**Raw records:**

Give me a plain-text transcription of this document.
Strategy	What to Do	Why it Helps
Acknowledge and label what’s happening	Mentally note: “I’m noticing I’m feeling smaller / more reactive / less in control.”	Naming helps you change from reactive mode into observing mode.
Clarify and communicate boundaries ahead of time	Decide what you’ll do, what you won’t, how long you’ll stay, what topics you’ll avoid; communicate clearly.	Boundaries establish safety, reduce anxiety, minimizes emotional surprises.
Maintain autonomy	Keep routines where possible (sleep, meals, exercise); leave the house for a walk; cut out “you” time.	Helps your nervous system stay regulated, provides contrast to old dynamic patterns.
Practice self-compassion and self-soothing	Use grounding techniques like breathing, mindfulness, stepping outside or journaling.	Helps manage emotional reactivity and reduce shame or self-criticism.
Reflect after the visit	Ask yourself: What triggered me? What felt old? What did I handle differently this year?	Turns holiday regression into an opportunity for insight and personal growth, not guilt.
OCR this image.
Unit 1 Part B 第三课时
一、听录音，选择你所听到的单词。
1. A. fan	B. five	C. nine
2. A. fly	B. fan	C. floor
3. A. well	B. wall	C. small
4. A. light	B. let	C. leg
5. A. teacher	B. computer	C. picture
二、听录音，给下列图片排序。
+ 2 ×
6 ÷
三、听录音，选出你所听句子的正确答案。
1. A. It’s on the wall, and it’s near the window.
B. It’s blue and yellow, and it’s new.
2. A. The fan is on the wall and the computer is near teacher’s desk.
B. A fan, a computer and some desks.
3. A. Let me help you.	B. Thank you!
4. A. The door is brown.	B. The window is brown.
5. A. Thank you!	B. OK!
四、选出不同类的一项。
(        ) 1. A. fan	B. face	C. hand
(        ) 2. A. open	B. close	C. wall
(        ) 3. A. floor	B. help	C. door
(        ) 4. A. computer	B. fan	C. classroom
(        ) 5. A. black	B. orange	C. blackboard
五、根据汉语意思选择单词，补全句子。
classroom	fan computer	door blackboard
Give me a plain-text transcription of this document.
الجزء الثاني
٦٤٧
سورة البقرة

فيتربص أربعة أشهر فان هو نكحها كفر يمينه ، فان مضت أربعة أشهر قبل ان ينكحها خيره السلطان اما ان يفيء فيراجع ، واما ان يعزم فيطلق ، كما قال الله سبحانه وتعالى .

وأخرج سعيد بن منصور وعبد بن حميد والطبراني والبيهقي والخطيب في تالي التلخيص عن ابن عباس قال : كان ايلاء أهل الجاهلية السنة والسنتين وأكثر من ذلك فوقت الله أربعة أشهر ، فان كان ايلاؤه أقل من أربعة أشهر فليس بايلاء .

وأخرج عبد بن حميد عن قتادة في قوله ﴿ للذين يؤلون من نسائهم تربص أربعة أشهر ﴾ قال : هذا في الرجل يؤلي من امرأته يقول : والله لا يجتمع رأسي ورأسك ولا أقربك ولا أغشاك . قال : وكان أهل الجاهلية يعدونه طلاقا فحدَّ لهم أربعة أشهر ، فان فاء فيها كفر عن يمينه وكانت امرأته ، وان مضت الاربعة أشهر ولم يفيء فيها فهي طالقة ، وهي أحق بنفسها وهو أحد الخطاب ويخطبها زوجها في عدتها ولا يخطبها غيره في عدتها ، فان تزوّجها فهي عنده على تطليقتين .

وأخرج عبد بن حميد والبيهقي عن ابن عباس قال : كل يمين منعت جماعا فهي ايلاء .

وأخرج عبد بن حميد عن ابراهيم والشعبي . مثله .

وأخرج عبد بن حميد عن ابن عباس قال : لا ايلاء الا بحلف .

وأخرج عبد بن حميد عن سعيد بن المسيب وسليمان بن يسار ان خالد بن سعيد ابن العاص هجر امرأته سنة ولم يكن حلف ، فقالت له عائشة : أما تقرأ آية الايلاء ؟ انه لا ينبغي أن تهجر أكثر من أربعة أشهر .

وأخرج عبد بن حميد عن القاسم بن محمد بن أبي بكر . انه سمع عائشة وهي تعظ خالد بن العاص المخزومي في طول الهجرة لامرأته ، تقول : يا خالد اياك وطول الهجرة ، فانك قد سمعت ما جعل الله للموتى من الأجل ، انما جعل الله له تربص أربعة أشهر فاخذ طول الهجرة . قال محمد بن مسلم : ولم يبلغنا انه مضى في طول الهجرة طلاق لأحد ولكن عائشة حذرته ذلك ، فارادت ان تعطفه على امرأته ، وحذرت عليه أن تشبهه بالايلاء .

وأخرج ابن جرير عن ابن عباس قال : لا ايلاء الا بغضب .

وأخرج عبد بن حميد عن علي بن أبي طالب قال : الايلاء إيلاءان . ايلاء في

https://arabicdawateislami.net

**Work to be completed:** Transcribe all the entries, keeping each one exactly as it is.

**Task result:**
Give me a plain-text transcription of this document.
Strategy	What to Do	Why it Helps
Acknowledge and label what’s happening	Mentally note: “I’m noticing I’m feeling smaller / more reactive / less in control.”	Naming helps you change from reactive mode into observing mode.
Clarify and communicate boundaries ahead of time	Decide what you’ll do, what you won’t, how long you’ll stay, what topics you’ll avoid; communicate clearly.	Boundaries establish safety, reduce anxiety, minimizes emotional surprises.
Maintain autonomy	Keep routines where possible (sleep, meals, exercise); leave the house for a walk; cut out “you” time.	Helps your nervous system stay regulated, provides contrast to old dynamic patterns.
Practice self-compassion and self-soothing	Use grounding techniques like breathing, mindfulness, stepping outside or journaling.	Helps manage emotional reactivity and reduce shame or self-criticism.
Reflect after the visit	Ask yourself: What triggered me? What felt old? What did I handle differently this year?	Turns holiday regression into an opportunity for insight and personal growth, not guilt.
OCR this image.
Unit 1 Part B 第三课时
一、听录音，选择你所听到的单词。
1. A. fan	B. five	C. nine
2. A. fly	B. fan	C. floor
3. A. well	B. wall	C. small
4. A. light	B. let	C. leg
5. A. teacher	B. computer	C. picture
二、听录音，给下列图片排序。
+ 2 ×
6 ÷
三、听录音，选出你所听句子的正确答案。
1. A. It’s on the wall, and it’s near the window.
B. It’s blue and yellow, and it’s new.
2. A. The fan is on the wall and the computer is near teacher’s desk.
B. A fan, a computer and some desks.
3. A. Let me help you.	B. Thank you!
4. A. The door is brown.	B. The window is brown.
5. A. Thank you!	B. OK!
四、选出不同类的一项。
(        ) 1. A. fan	B. face	C. hand
(        ) 2. A. open	B. close	C. wall
(        ) 3. A. floor	B. help	C. door
(        ) 4. A. computer	B. fan	C. classroom
(        ) 5. A. black	B. orange	C. blackboard
五、根据汉语意思选择单词，补全句子。
classroom	fan computer	door blackboard
Give me a plain-text transcription of this document.
الجزء الثاني
٦٤٧
سورة البقرة

فيتربص أربعة أشهر فان هو نكحها كفر يمينه ، فان مضت أربعة أشهر قبل ان ينكحها خيره السلطان اما ان يفيء فيراجع ، واما ان يعزم فيطلق ، كما قال الله سبحانه وتعالى .

وأخرج سعيد بن منصور وعبد بن حميد والطبراني والبيهقي والخطيب في تالي التلخيص عن ابن عباس قال : كان ايلاء أهل الجاهلية السنة والسنتين وأكثر من ذلك فوقت الله أربعة أشهر ، فان كان ايلاؤه أقل من أربعة أشهر فليس بايلاء .

وأخرج عبد بن حميد عن قتادة في قوله ﴿ للذين يؤلون من نسائهم تربص أربعة أشهر ﴾ قال : هذا في الرجل يؤلي من امرأته يقول : والله لا يجتمع رأسي ورأسك ولا أقربك ولا أغشاك . قال : وكان أهل الجاهلية يعدونه طلاقا فحدَّ لهم أربعة أشهر ، فان فاء فيها كفر عن يمينه وكانت امرأته ، وان مضت الاربعة أشهر ولم يفيء فيها فهي طالقة ، وهي أحق بنفسها وهو أحد الخطاب ويخطبها زوجها في عدتها ولا يخطبها غيره في عدتها ، فان تزوّجها فهي عنده على تطليقتين .

وأخرج عبد بن حميد والبيهقي عن ابن عباس قال : كل يمين منعت جماعا فهي ايلاء .

وأخرج عبد بن حميد عن ابراهيم والشعبي . مثله .

وأخرج عبد بن حميد عن ابن عباس قال : لا ايلاء الا بحلف .

وأخرج عبد بن حميد عن سعيد بن المسيب وسليمان بن يسار ان خالد بن سعيد ابن العاص هجر امرأته سنة ولم يكن حلف ، فقالت له عائشة : أما تقرأ آية الايلاء ؟ انه لا ينبغي أن تهجر أكثر من أربعة أشهر .

وأخرج عبد بن حميد عن القاسم بن محمد بن أبي بكر . انه سمع عائشة وهي تعظ خالد بن العاص المخزومي في طول الهجرة لامرأته ، تقول : يا خالد اياك وطول الهجرة ، فانك قد سمعت ما جعل الله للموتى من الأجل ، انما جعل الله له تربص أربعة أشهر فاخذ طول الهجرة . قال محمد بن مسلم : ولم يبلغنا انه مضى في طول الهجرة طلاق لأحد ولكن عائشة حذرته ذلك ، فارادت ان تعطفه على امرأته ، وحذرت عليه أن تشبهه بالايلاء .

وأخرج ابن جرير عن ابن عباس قال : لا ايلاء الا بغضب .

وأخرج عبد بن حميد عن علي بن أبي طالب قال : الايلاء إيلاءان . ايلاء في

https://arabicdawateislami.net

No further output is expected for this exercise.